** Start of Material for this exercise **

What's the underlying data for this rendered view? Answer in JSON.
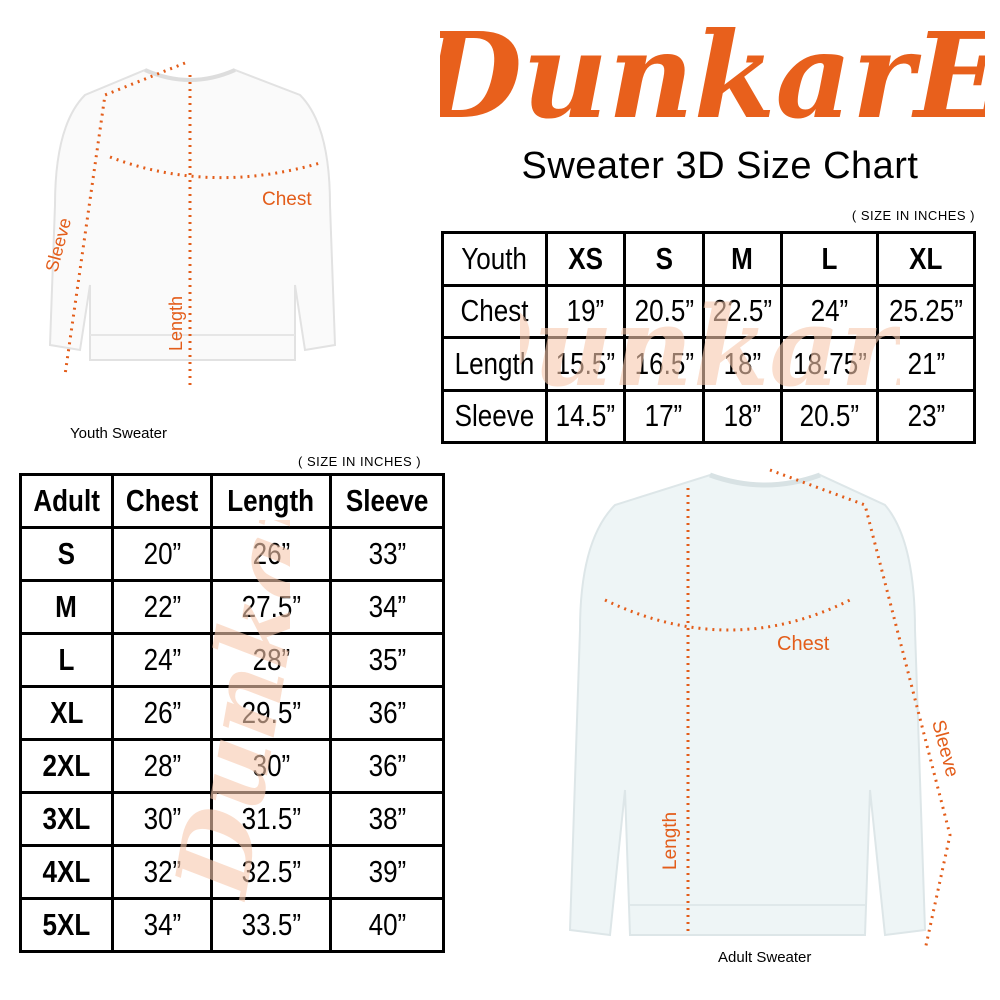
{
  "brand": {
    "logo_text": "DunkarE",
    "accent_color": "#e8601c"
  },
  "title": "Sweater 3D Size Chart",
  "youth": {
    "units_note": "( SIZE IN INCHES )",
    "header": [
      "Youth",
      "XS",
      "S",
      "M",
      "L",
      "XL"
    ],
    "rows": [
      [
        "Chest",
        "19”",
        "20.5”",
        "22.5”",
        "24”",
        "25.25”"
      ],
      [
        "Length",
        "15.5”",
        "16.5”",
        "18”",
        "18.75”",
        "21”"
      ],
      [
        "Sleeve",
        "14.5”",
        "17”",
        "18”",
        "20.5”",
        "23”"
      ]
    ],
    "image_caption": "Youth Sweater",
    "labels": {
      "chest": "Chest",
      "length": "Length",
      "sleeve": "Sleeve"
    }
  },
  "adult": {
    "units_note": "( SIZE IN INCHES )",
    "header": [
      "Adult",
      "Chest",
      "Length",
      "Sleeve"
    ],
    "rows": [
      [
        "S",
        "20”",
        "26”",
        "33”"
      ],
      [
        "M",
        "22”",
        "27.5”",
        "34”"
      ],
      [
        "L",
        "24”",
        "28”",
        "35”"
      ],
      [
        "XL",
        "26”",
        "29.5”",
        "36”"
      ],
      [
        "2XL",
        "28”",
        "30”",
        "36”"
      ],
      [
        "3XL",
        "30”",
        "31.5”",
        "38”"
      ],
      [
        "4XL",
        "32”",
        "32.5”",
        "39”"
      ],
      [
        "5XL",
        "34”",
        "33.5”",
        "40”"
      ]
    ],
    "image_caption": "Adult Sweater",
    "labels": {
      "chest": "Chest",
      "length": "Length",
      "sleeve": "Sleeve"
    }
  }
}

** End of Material for this exercise **

*Set task*
Pull every line containing "Sleeve" out of the data above.

*Solution to the exercise*
        "Sleeve",
      "sleeve": "Sleeve"
      "Sleeve"
      "sleeve": "Sleeve"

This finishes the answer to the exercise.